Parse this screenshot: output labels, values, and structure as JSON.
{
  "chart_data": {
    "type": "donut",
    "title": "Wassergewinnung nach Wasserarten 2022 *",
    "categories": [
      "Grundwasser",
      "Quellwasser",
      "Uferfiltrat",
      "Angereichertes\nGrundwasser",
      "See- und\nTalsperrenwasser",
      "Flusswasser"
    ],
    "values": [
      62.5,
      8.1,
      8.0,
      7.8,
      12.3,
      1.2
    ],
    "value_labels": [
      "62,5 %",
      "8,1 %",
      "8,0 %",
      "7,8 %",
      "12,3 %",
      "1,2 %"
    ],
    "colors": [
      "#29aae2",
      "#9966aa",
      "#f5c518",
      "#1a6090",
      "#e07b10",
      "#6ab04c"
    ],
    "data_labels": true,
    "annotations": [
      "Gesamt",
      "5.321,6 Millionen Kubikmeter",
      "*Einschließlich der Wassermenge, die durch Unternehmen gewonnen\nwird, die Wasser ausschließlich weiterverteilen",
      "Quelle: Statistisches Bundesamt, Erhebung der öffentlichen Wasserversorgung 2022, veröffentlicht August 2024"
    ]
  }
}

» DIRECTIONS FOR THIS TASK:
Transcribe each entry exactly.

» TASK RESPONSE:
Parse this screenshot: output labels, values, and structure as JSON.
{
  "chart_data": {
    "type": "donut",
    "title": "Wassergewinnung nach Wasserarten 2022 *",
    "categories": [
      "Grundwasser",
      "Quellwasser",
      "Uferfiltrat",
      "Angereichertes\nGrundwasser",
      "See- und\nTalsperrenwasser",
      "Flusswasser"
    ],
    "values": [
      62.5,
      8.1,
      8.0,
      7.8,
      12.3,
      1.2
    ],
    "value_labels": [
      "62,5 %",
      "8,1 %",
      "8,0 %",
      "7,8 %",
      "12,3 %",
      "1,2 %"
    ],
    "colors": [
      "#29aae2",
      "#9966aa",
      "#f5c518",
      "#1a6090",
      "#e07b10",
      "#6ab04c"
    ],
    "data_labels": true,
    "annotations": [
      "Gesamt",
      "5.321,6 Millionen Kubikmeter",
      "*Einschließlich der Wassermenge, die durch Unternehmen gewonnen\nwird, die Wasser ausschließlich weiterverteilen",
      "Quelle: Statistisches Bundesamt, Erhebung der öffentlichen Wasserversorgung 2022, veröffentlicht August 2024"
    ]
  }
}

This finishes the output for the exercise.